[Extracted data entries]
※

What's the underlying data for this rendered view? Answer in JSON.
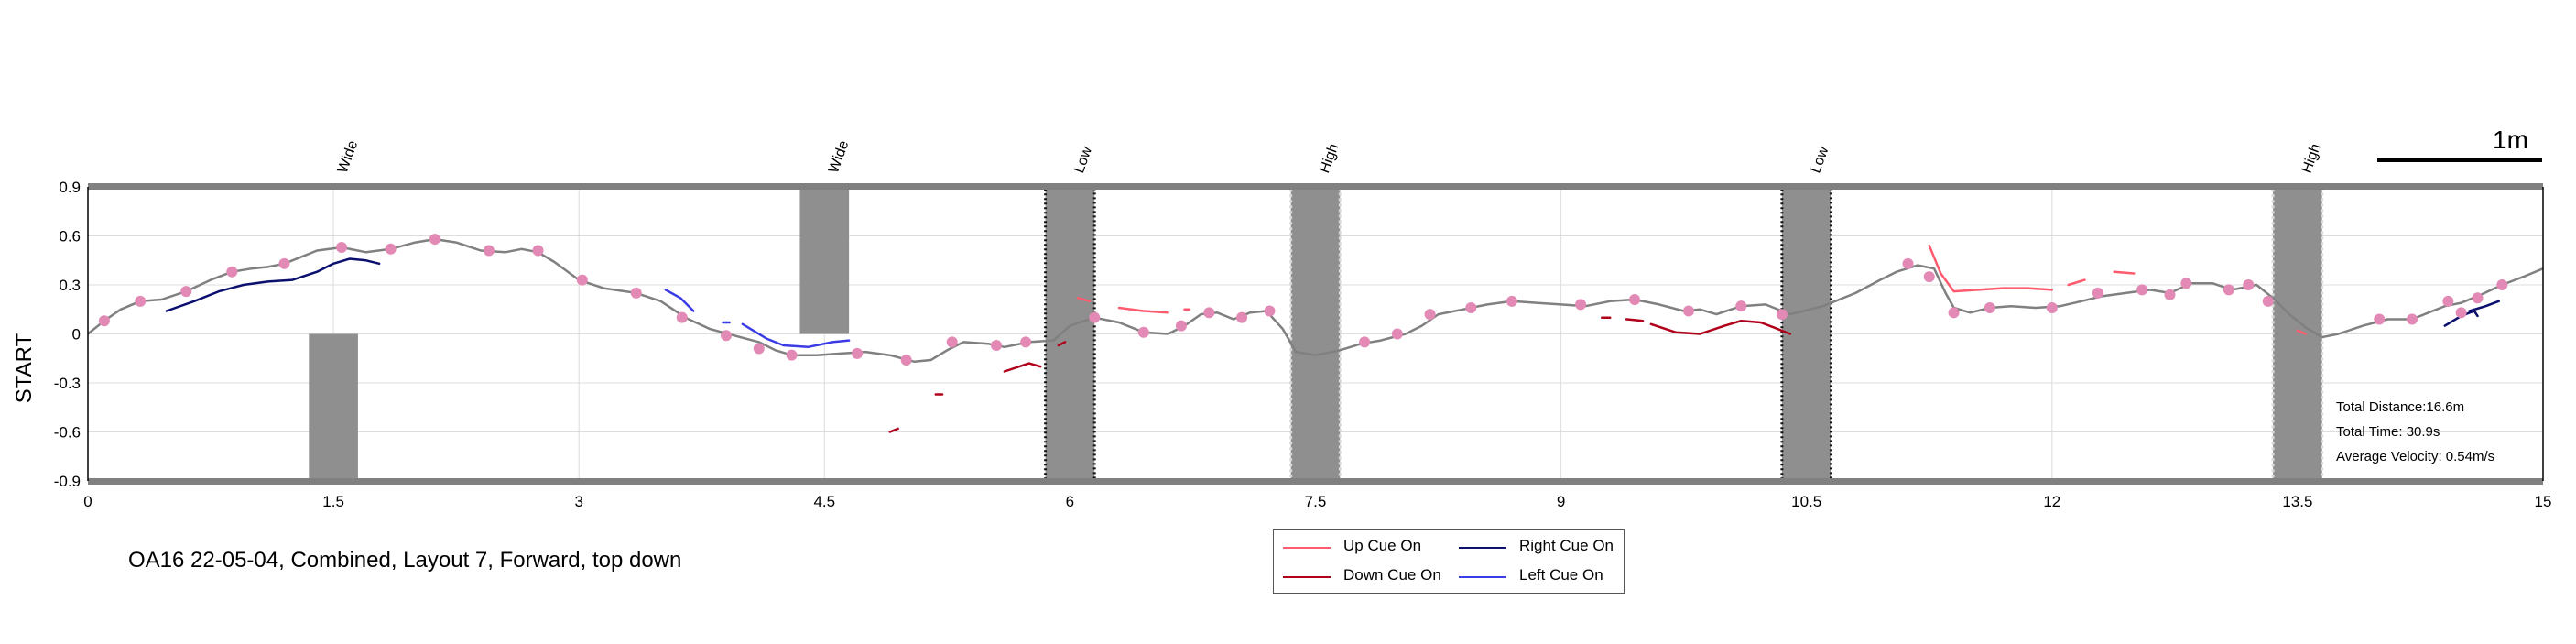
{
  "chart_data": {
    "type": "line",
    "ylabel": "START",
    "xlim": [
      0,
      15
    ],
    "ylim": [
      -0.9,
      0.9
    ],
    "x_ticks": [
      "0",
      "1.5",
      "3",
      "4.5",
      "6",
      "7.5",
      "9",
      "10.5",
      "12",
      "13.5",
      "15"
    ],
    "y_ticks": [
      "0.9",
      "0.6",
      "0.3",
      "0",
      "-0.3",
      "-0.6",
      "-0.9"
    ],
    "grid": true,
    "obstacles": [
      {
        "label": "Wide",
        "x_range": [
          1.35,
          1.65
        ],
        "y_range": [
          -0.9,
          0.0
        ],
        "label_x": 1.55,
        "style": "solid"
      },
      {
        "label": "Wide",
        "x_range": [
          4.35,
          4.65
        ],
        "y_range": [
          0.0,
          0.9
        ],
        "label_x": 4.55,
        "style": "solid"
      },
      {
        "label": "Low",
        "x_range": [
          5.85,
          6.15
        ],
        "y_range": [
          -0.9,
          0.9
        ],
        "label_x": 6.05,
        "style": "dotted-dark"
      },
      {
        "label": "High",
        "x_range": [
          7.35,
          7.65
        ],
        "y_range": [
          -0.9,
          0.9
        ],
        "label_x": 7.55,
        "style": "dotted-light"
      },
      {
        "label": "Low",
        "x_range": [
          10.35,
          10.65
        ],
        "y_range": [
          -0.9,
          0.9
        ],
        "label_x": 10.55,
        "style": "dotted-dark"
      },
      {
        "label": "High",
        "x_range": [
          13.35,
          13.65
        ],
        "y_range": [
          -0.9,
          0.9
        ],
        "label_x": 13.55,
        "style": "dotted-light"
      }
    ],
    "series": [
      {
        "name": "",
        "color": "#808080",
        "points": [
          [
            0.0,
            0.0
          ],
          [
            0.1,
            0.08
          ],
          [
            0.2,
            0.15
          ],
          [
            0.32,
            0.2
          ],
          [
            0.45,
            0.21
          ],
          [
            0.6,
            0.26
          ],
          [
            0.75,
            0.33
          ],
          [
            0.88,
            0.38
          ],
          [
            1.0,
            0.4
          ],
          [
            1.1,
            0.41
          ],
          [
            1.2,
            0.43
          ],
          [
            1.3,
            0.47
          ],
          [
            1.4,
            0.51
          ],
          [
            1.55,
            0.53
          ],
          [
            1.7,
            0.5
          ],
          [
            1.85,
            0.52
          ],
          [
            2.0,
            0.56
          ],
          [
            2.12,
            0.58
          ],
          [
            2.25,
            0.56
          ],
          [
            2.4,
            0.51
          ],
          [
            2.55,
            0.5
          ],
          [
            2.65,
            0.52
          ],
          [
            2.75,
            0.5
          ],
          [
            2.85,
            0.44
          ],
          [
            3.0,
            0.33
          ],
          [
            3.15,
            0.28
          ],
          [
            3.35,
            0.25
          ],
          [
            3.5,
            0.2
          ],
          [
            3.65,
            0.1
          ],
          [
            3.8,
            0.03
          ],
          [
            3.95,
            -0.01
          ],
          [
            4.1,
            -0.05
          ],
          [
            4.2,
            -0.1
          ],
          [
            4.3,
            -0.13
          ],
          [
            4.45,
            -0.13
          ],
          [
            4.6,
            -0.12
          ],
          [
            4.75,
            -0.11
          ],
          [
            4.9,
            -0.13
          ],
          [
            5.05,
            -0.17
          ],
          [
            5.15,
            -0.16
          ],
          [
            5.25,
            -0.1
          ],
          [
            5.35,
            -0.05
          ],
          [
            5.5,
            -0.06
          ],
          [
            5.6,
            -0.08
          ],
          [
            5.75,
            -0.05
          ],
          [
            5.9,
            -0.04
          ],
          [
            6.0,
            0.05
          ],
          [
            6.15,
            0.1
          ],
          [
            6.3,
            0.07
          ],
          [
            6.45,
            0.01
          ],
          [
            6.6,
            0.0
          ],
          [
            6.7,
            0.05
          ],
          [
            6.8,
            0.12
          ],
          [
            6.9,
            0.13
          ],
          [
            7.0,
            0.09
          ],
          [
            7.1,
            0.13
          ],
          [
            7.2,
            0.14
          ],
          [
            7.3,
            0.03
          ],
          [
            7.38,
            -0.11
          ],
          [
            7.5,
            -0.13
          ],
          [
            7.65,
            -0.1
          ],
          [
            7.78,
            -0.06
          ],
          [
            7.9,
            -0.04
          ],
          [
            8.05,
            0.0
          ],
          [
            8.15,
            0.05
          ],
          [
            8.25,
            0.12
          ],
          [
            8.4,
            0.15
          ],
          [
            8.55,
            0.18
          ],
          [
            8.7,
            0.2
          ],
          [
            8.85,
            0.19
          ],
          [
            9.0,
            0.18
          ],
          [
            9.15,
            0.17
          ],
          [
            9.3,
            0.2
          ],
          [
            9.45,
            0.21
          ],
          [
            9.6,
            0.18
          ],
          [
            9.75,
            0.14
          ],
          [
            9.85,
            0.15
          ],
          [
            9.95,
            0.12
          ],
          [
            10.1,
            0.17
          ],
          [
            10.25,
            0.18
          ],
          [
            10.4,
            0.12
          ],
          [
            10.6,
            0.17
          ],
          [
            10.8,
            0.25
          ],
          [
            10.95,
            0.33
          ],
          [
            11.05,
            0.38
          ],
          [
            11.18,
            0.42
          ],
          [
            11.28,
            0.4
          ],
          [
            11.35,
            0.25
          ],
          [
            11.4,
            0.16
          ],
          [
            11.5,
            0.13
          ],
          [
            11.62,
            0.16
          ],
          [
            11.75,
            0.17
          ],
          [
            11.9,
            0.16
          ],
          [
            12.05,
            0.17
          ],
          [
            12.18,
            0.2
          ],
          [
            12.3,
            0.23
          ],
          [
            12.45,
            0.25
          ],
          [
            12.6,
            0.27
          ],
          [
            12.72,
            0.25
          ],
          [
            12.85,
            0.31
          ],
          [
            12.98,
            0.31
          ],
          [
            13.1,
            0.27
          ],
          [
            13.25,
            0.3
          ],
          [
            13.35,
            0.22
          ],
          [
            13.45,
            0.12
          ],
          [
            13.55,
            0.04
          ],
          [
            13.65,
            -0.02
          ],
          [
            13.75,
            0.0
          ],
          [
            13.9,
            0.05
          ],
          [
            14.05,
            0.09
          ],
          [
            14.2,
            0.09
          ],
          [
            14.3,
            0.13
          ],
          [
            14.4,
            0.17
          ],
          [
            14.5,
            0.19
          ],
          [
            14.62,
            0.24
          ],
          [
            14.75,
            0.3
          ],
          [
            14.88,
            0.35
          ],
          [
            15.0,
            0.4
          ]
        ]
      },
      {
        "name": "Right Cue On",
        "color": "#0b0f6e",
        "segments": [
          [
            [
              0.48,
              0.14
            ],
            [
              0.65,
              0.2
            ],
            [
              0.8,
              0.26
            ],
            [
              0.95,
              0.3
            ],
            [
              1.1,
              0.32
            ],
            [
              1.25,
              0.33
            ],
            [
              1.4,
              0.38
            ],
            [
              1.5,
              0.43
            ],
            [
              1.6,
              0.46
            ],
            [
              1.7,
              0.45
            ],
            [
              1.78,
              0.43
            ]
          ],
          [
            [
              14.4,
              0.05
            ],
            [
              14.5,
              0.11
            ],
            [
              14.58,
              0.14
            ],
            [
              14.6,
              0.11
            ]
          ],
          [
            [
              14.55,
              0.14
            ],
            [
              14.65,
              0.17
            ],
            [
              14.73,
              0.2
            ]
          ]
        ]
      },
      {
        "name": "Left Cue On",
        "color": "#3b3ce6",
        "segments": [
          [
            [
              3.53,
              0.27
            ],
            [
              3.62,
              0.22
            ],
            [
              3.7,
              0.14
            ]
          ],
          [
            [
              3.88,
              0.07
            ],
            [
              3.92,
              0.07
            ]
          ],
          [
            [
              4.0,
              0.06
            ],
            [
              4.15,
              -0.03
            ],
            [
              4.25,
              -0.07
            ],
            [
              4.4,
              -0.08
            ],
            [
              4.55,
              -0.05
            ],
            [
              4.65,
              -0.04
            ]
          ]
        ]
      },
      {
        "name": "Up Cue On",
        "color": "#ff5a6e",
        "segments": [
          [
            [
              6.05,
              0.22
            ],
            [
              6.12,
              0.2
            ]
          ],
          [
            [
              6.3,
              0.16
            ],
            [
              6.45,
              0.14
            ],
            [
              6.6,
              0.13
            ]
          ],
          [
            [
              6.7,
              0.15
            ],
            [
              6.73,
              0.15
            ]
          ],
          [
            [
              11.25,
              0.54
            ],
            [
              11.32,
              0.37
            ],
            [
              11.4,
              0.26
            ],
            [
              11.55,
              0.27
            ],
            [
              11.7,
              0.28
            ],
            [
              11.85,
              0.28
            ],
            [
              12.0,
              0.27
            ]
          ],
          [
            [
              12.1,
              0.3
            ],
            [
              12.2,
              0.33
            ]
          ],
          [
            [
              12.38,
              0.38
            ],
            [
              12.5,
              0.37
            ]
          ],
          [
            [
              13.5,
              0.02
            ],
            [
              13.55,
              0.0
            ]
          ]
        ]
      },
      {
        "name": "Down Cue On",
        "color": "#b0001a",
        "segments": [
          [
            [
              4.9,
              -0.6
            ],
            [
              4.95,
              -0.58
            ]
          ],
          [
            [
              5.18,
              -0.37
            ],
            [
              5.22,
              -0.37
            ]
          ],
          [
            [
              5.6,
              -0.23
            ],
            [
              5.75,
              -0.18
            ],
            [
              5.82,
              -0.2
            ]
          ],
          [
            [
              5.93,
              -0.07
            ],
            [
              5.97,
              -0.05
            ]
          ],
          [
            [
              9.25,
              0.1
            ],
            [
              9.3,
              0.1
            ]
          ],
          [
            [
              9.4,
              0.09
            ],
            [
              9.5,
              0.08
            ]
          ],
          [
            [
              9.55,
              0.06
            ],
            [
              9.7,
              0.01
            ],
            [
              9.85,
              0.0
            ],
            [
              10.0,
              0.05
            ],
            [
              10.1,
              0.08
            ],
            [
              10.22,
              0.07
            ],
            [
              10.3,
              0.04
            ],
            [
              10.4,
              0.0
            ]
          ]
        ]
      }
    ],
    "markers": {
      "color": "#e28ab5",
      "points": [
        [
          0.1,
          0.08
        ],
        [
          0.32,
          0.2
        ],
        [
          0.6,
          0.26
        ],
        [
          0.88,
          0.38
        ],
        [
          1.2,
          0.43
        ],
        [
          1.55,
          0.53
        ],
        [
          1.85,
          0.52
        ],
        [
          2.12,
          0.58
        ],
        [
          2.45,
          0.51
        ],
        [
          2.75,
          0.51
        ],
        [
          3.02,
          0.33
        ],
        [
          3.35,
          0.25
        ],
        [
          3.63,
          0.1
        ],
        [
          3.9,
          -0.01
        ],
        [
          4.1,
          -0.09
        ],
        [
          4.3,
          -0.13
        ],
        [
          4.7,
          -0.12
        ],
        [
          5.0,
          -0.16
        ],
        [
          5.28,
          -0.05
        ],
        [
          5.55,
          -0.07
        ],
        [
          5.73,
          -0.05
        ],
        [
          6.15,
          0.1
        ],
        [
          6.45,
          0.01
        ],
        [
          6.68,
          0.05
        ],
        [
          6.85,
          0.13
        ],
        [
          7.05,
          0.1
        ],
        [
          7.22,
          0.14
        ],
        [
          7.8,
          -0.05
        ],
        [
          8.0,
          0.0
        ],
        [
          8.2,
          0.12
        ],
        [
          8.45,
          0.16
        ],
        [
          8.7,
          0.2
        ],
        [
          9.12,
          0.18
        ],
        [
          9.45,
          0.21
        ],
        [
          9.78,
          0.14
        ],
        [
          10.1,
          0.17
        ],
        [
          10.35,
          0.12
        ],
        [
          11.12,
          0.43
        ],
        [
          11.25,
          0.35
        ],
        [
          11.4,
          0.13
        ],
        [
          11.62,
          0.16
        ],
        [
          12.0,
          0.16
        ],
        [
          12.28,
          0.25
        ],
        [
          12.55,
          0.27
        ],
        [
          12.72,
          0.24
        ],
        [
          12.82,
          0.31
        ],
        [
          13.08,
          0.27
        ],
        [
          13.2,
          0.3
        ],
        [
          13.32,
          0.2
        ],
        [
          14.0,
          0.09
        ],
        [
          14.2,
          0.09
        ],
        [
          14.42,
          0.2
        ],
        [
          14.5,
          0.13
        ],
        [
          14.6,
          0.22
        ],
        [
          14.75,
          0.3
        ]
      ]
    },
    "scale_bar": {
      "label": "1m"
    },
    "stats": [
      "Total Distance:16.6m",
      "Total Time: 30.9s",
      "Average Velocity: 0.54m/s"
    ],
    "legend": [
      {
        "label": "Up Cue On",
        "color": "#ff5a6e"
      },
      {
        "label": "Right Cue On",
        "color": "#0b0f6e"
      },
      {
        "label": "Down Cue On",
        "color": "#b0001a"
      },
      {
        "label": "Left Cue On",
        "color": "#3b3ce6"
      }
    ],
    "caption": "OA16 22-05-04, Combined, Layout 7, Forward, top down"
  }
}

※

Exercise details:
Scan the material above. Return every line containing the string "color".

Exercise response:
        "color": "#808080",
        "color": "#0b0f6e",
        "color": "#3b3ce6",
        "color": "#ff5a6e",
        "color": "#b0001a",
      "color": "#e28ab5",
        "color": "#ff5a6e"
        "color": "#0b0f6e"
        "color": "#b0001a"
        "color": "#3b3ce6"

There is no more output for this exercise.